* _The task_
Copy every line of the data in which the word "JSON" occurs.

* _Stored data_
════
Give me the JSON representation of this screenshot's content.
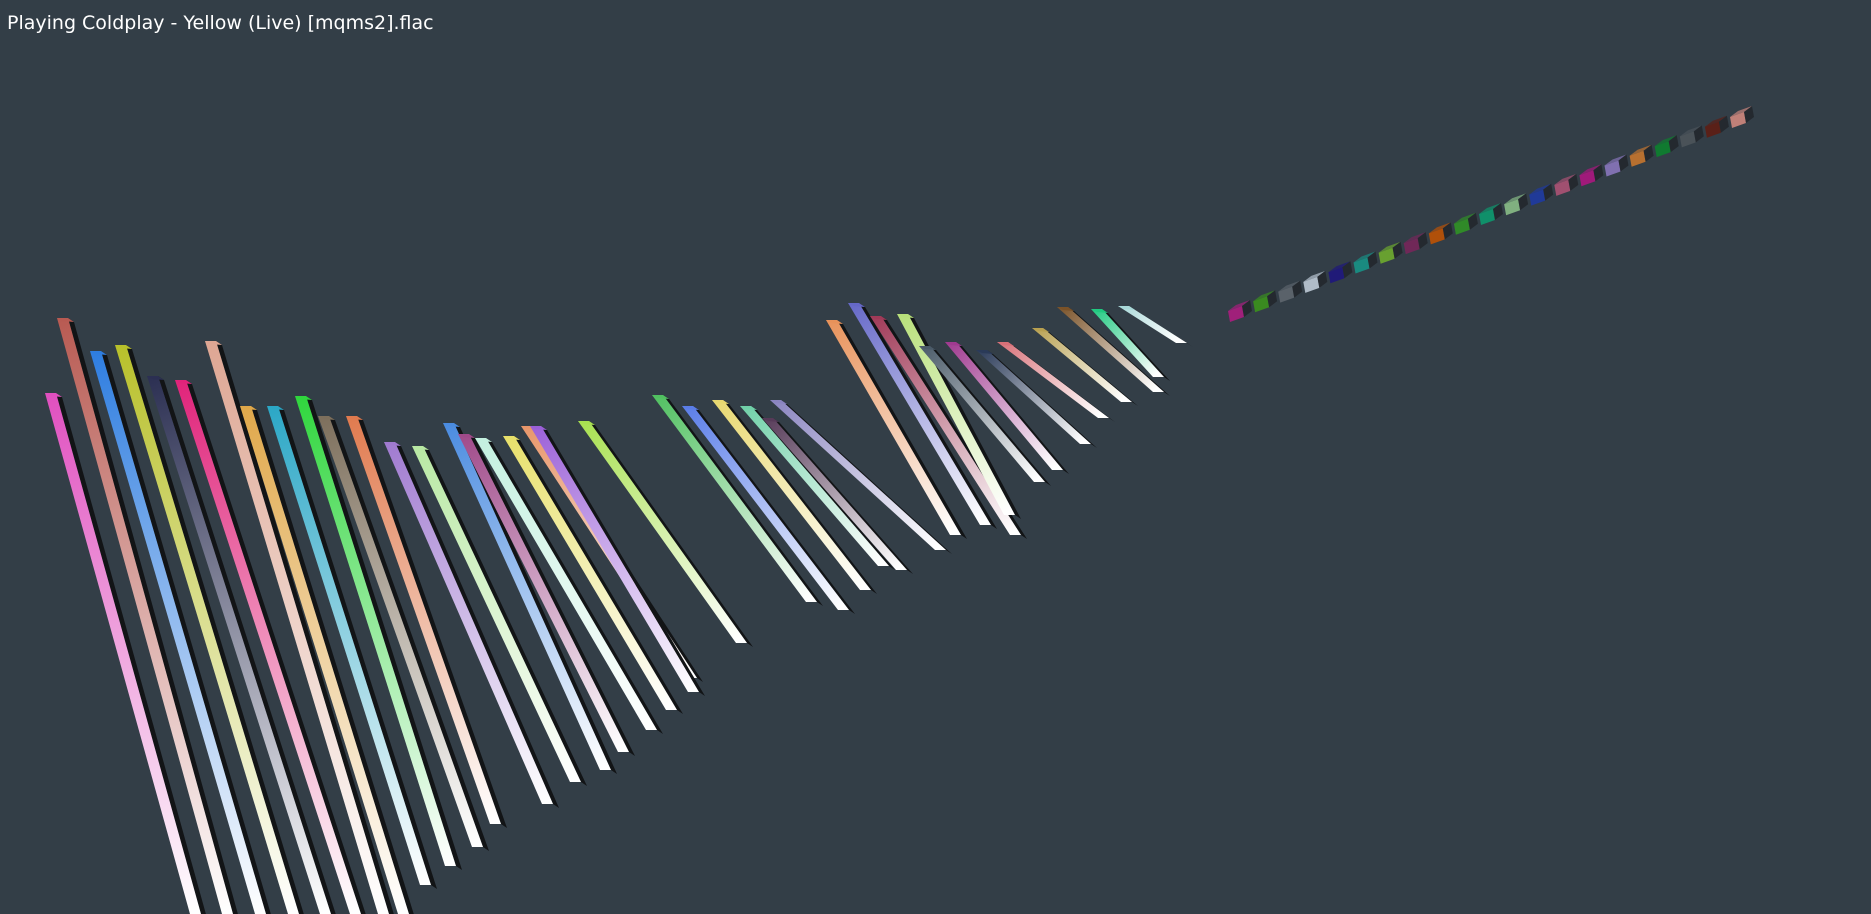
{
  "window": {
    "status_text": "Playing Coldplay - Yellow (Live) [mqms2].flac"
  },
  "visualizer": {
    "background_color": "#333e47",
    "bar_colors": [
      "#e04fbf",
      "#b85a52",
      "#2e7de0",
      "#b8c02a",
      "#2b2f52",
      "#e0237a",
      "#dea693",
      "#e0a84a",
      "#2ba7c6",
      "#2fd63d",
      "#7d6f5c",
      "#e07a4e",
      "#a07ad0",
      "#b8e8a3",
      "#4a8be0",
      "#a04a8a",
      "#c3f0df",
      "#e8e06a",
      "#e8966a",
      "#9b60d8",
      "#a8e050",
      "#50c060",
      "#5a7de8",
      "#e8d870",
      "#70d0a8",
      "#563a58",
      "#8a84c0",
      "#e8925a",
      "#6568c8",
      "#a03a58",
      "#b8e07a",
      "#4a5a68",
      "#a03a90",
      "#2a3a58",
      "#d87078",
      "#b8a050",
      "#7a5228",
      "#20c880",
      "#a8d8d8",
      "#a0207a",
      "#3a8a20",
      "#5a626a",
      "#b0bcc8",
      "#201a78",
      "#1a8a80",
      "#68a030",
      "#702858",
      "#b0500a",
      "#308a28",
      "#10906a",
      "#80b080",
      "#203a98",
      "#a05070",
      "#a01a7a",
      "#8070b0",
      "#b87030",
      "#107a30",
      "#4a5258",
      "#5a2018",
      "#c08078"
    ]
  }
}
════
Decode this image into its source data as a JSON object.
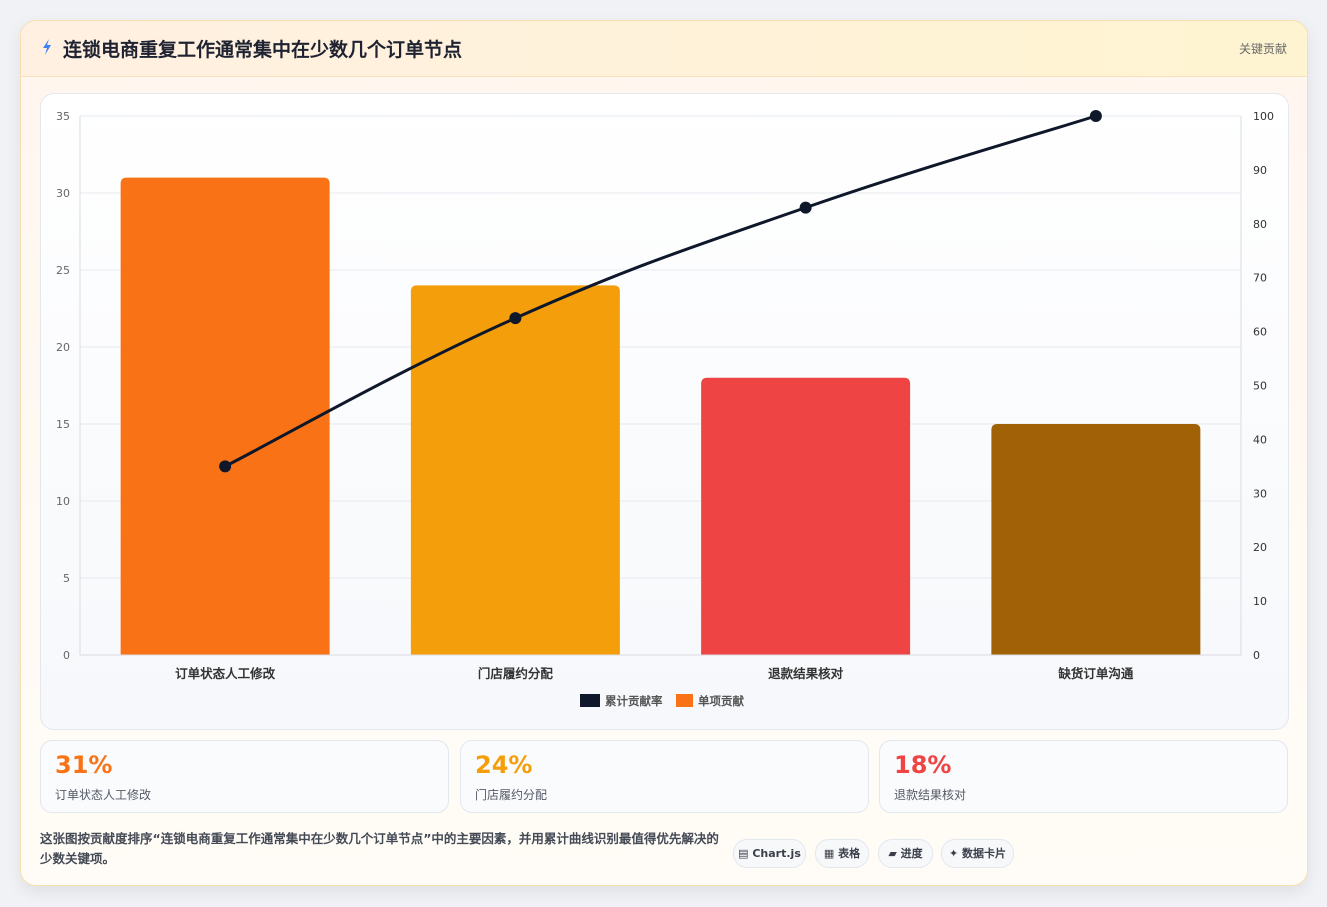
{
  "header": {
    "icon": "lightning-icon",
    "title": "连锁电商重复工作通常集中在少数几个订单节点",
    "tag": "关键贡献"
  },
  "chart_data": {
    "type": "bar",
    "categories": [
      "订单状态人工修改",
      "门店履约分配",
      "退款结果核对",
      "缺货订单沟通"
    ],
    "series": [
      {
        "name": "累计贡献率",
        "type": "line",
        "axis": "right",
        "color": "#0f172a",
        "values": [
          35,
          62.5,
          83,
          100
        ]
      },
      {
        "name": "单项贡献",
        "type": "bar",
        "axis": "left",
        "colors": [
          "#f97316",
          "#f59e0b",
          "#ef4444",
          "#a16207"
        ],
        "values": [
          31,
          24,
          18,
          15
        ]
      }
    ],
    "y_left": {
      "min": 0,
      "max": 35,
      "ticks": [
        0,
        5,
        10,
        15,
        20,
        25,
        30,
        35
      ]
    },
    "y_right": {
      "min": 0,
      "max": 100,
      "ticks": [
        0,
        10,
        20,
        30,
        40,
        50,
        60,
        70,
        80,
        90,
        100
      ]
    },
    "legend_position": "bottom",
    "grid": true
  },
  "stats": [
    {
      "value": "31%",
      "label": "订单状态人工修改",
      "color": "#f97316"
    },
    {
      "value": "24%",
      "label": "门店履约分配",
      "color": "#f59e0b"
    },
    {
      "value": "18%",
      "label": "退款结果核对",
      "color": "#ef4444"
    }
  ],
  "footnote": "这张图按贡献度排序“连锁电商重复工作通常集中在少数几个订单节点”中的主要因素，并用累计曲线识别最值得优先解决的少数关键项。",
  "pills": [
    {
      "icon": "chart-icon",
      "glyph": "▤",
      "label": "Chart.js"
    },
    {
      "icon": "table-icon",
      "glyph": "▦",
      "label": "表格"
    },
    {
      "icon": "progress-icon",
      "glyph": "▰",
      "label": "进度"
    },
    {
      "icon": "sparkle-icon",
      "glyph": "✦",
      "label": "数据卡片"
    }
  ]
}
════
* _Response to this task_
Give me the JSON representation of this screenshot's content.
Decode this image into its source data as a JSON object.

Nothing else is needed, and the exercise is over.